Excerpt from a dataset:
● ● ●
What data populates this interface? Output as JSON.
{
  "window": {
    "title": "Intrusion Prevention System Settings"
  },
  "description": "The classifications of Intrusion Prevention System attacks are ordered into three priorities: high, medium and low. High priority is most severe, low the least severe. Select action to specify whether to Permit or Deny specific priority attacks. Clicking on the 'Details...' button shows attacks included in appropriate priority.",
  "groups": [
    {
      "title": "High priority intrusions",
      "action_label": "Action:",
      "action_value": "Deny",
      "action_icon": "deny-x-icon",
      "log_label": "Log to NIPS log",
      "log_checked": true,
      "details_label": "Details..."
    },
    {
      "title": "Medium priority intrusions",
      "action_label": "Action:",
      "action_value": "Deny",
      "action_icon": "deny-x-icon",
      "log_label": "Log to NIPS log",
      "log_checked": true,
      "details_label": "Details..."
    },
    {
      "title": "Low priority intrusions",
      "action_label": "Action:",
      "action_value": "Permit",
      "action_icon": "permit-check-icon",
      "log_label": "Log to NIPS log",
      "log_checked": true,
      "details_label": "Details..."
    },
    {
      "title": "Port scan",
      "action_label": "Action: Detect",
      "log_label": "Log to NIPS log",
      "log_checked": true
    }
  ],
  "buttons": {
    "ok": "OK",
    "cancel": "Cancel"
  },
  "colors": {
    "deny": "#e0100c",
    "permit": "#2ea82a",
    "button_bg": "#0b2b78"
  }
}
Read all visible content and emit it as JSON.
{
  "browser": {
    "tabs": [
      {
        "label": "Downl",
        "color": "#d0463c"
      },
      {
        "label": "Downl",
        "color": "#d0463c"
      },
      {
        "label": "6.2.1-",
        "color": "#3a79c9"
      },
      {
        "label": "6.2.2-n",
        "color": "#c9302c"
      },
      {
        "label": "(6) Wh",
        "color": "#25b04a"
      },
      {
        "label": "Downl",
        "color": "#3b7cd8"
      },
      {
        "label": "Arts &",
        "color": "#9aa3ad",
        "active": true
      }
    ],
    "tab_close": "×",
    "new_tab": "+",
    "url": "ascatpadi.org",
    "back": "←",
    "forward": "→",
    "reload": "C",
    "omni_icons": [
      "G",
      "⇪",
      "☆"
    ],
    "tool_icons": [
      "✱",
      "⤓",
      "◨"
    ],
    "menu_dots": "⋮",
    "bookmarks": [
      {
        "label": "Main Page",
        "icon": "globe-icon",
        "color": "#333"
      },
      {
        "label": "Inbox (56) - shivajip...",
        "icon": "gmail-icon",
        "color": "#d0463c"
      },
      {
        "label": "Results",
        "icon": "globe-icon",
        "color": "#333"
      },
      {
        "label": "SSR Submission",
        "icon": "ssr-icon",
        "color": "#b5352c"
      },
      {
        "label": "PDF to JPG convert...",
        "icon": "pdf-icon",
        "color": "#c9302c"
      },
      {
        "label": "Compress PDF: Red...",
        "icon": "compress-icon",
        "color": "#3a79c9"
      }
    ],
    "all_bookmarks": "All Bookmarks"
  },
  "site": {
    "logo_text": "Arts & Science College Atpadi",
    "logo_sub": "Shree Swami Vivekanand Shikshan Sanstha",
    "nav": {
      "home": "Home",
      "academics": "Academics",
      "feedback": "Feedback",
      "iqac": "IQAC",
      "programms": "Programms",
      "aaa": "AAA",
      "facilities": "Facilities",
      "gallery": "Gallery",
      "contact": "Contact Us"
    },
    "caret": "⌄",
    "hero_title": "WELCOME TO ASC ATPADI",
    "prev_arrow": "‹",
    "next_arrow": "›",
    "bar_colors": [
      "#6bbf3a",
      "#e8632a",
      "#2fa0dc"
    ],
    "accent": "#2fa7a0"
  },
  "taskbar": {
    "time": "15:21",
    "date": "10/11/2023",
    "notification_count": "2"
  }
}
● ● ●
■ Given request
List all lines above in which the string "Arts" appears.

■ Answer below
        "label": "Arts &",
    "logo_text": "Arts & Science College Atpadi",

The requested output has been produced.